• WHAT THE TASK REQUIRES:
For the data below, work out how many lines include the string "예수님을" and report only the number.

• DATASET RECORDS:
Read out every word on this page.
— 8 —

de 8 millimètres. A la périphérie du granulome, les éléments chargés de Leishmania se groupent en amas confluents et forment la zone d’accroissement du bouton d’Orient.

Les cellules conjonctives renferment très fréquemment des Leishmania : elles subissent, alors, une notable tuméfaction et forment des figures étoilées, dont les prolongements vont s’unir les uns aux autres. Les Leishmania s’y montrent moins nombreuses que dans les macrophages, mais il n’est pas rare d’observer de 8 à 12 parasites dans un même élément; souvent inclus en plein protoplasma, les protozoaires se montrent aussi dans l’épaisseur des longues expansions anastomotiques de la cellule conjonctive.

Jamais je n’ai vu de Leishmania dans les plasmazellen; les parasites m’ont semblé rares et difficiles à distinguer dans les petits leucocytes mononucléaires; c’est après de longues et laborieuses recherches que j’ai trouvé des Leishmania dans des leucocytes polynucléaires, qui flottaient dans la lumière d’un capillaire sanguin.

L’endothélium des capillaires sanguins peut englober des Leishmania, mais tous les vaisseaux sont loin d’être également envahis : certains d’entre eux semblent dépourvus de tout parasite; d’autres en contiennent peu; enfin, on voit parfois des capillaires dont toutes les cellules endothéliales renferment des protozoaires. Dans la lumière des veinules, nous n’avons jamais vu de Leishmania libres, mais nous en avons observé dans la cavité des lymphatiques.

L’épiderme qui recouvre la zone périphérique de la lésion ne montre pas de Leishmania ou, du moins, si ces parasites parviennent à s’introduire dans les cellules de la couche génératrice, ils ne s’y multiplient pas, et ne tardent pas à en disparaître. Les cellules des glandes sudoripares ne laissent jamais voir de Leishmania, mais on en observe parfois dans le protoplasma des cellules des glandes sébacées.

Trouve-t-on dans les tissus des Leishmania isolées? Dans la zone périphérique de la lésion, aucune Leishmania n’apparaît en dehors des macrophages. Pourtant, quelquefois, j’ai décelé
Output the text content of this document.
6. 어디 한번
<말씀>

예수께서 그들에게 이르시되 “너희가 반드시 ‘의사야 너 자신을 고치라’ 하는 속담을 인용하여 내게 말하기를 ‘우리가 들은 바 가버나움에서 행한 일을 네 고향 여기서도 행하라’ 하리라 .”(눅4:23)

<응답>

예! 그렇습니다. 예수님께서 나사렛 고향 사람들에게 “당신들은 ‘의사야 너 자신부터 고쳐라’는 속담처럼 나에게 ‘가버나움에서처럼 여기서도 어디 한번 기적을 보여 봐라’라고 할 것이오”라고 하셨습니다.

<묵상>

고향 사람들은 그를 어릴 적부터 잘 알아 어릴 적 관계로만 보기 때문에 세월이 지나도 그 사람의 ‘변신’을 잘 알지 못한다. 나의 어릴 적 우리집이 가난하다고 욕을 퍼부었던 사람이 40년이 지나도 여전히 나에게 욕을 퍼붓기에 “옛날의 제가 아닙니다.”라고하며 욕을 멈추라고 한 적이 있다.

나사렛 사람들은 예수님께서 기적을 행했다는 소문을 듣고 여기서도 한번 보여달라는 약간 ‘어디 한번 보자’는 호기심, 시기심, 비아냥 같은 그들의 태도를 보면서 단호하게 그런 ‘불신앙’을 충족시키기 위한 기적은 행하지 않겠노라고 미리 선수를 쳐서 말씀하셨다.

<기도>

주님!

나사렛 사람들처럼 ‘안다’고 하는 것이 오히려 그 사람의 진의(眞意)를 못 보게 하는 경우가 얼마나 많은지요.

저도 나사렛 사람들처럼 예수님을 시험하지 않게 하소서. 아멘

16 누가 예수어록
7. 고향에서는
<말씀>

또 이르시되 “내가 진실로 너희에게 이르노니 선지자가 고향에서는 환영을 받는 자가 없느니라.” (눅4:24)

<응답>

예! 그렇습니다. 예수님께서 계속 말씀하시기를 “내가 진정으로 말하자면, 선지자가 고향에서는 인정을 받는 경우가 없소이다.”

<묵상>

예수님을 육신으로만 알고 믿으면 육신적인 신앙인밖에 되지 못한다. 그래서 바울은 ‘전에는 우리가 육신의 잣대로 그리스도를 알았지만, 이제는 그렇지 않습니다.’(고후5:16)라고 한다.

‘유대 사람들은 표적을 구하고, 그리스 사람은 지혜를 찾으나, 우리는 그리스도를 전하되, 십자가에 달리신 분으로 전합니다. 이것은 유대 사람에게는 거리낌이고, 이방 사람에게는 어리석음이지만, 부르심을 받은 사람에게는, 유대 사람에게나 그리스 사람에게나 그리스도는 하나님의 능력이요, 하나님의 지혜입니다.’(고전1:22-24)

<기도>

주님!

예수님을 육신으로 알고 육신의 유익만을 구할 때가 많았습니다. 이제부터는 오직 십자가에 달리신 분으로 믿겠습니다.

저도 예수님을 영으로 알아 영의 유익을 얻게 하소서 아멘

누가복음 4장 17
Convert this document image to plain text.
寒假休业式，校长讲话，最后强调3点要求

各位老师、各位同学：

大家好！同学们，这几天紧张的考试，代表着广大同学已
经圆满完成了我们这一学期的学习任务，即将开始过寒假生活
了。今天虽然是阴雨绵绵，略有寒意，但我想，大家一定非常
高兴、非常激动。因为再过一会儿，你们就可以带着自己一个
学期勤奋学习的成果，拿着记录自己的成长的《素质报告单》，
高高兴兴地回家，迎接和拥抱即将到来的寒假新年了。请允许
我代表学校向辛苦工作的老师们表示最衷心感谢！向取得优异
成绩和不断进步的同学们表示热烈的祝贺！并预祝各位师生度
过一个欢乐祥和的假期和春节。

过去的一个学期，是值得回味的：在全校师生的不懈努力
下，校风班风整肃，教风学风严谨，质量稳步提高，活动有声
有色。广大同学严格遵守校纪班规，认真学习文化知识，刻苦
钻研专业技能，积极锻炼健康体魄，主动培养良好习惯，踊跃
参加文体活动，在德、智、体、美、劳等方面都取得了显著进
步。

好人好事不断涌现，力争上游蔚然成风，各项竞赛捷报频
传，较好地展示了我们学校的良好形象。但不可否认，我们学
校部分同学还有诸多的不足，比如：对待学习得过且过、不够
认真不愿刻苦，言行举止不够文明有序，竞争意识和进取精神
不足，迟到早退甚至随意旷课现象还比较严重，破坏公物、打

• WORKED SOLUTION:
4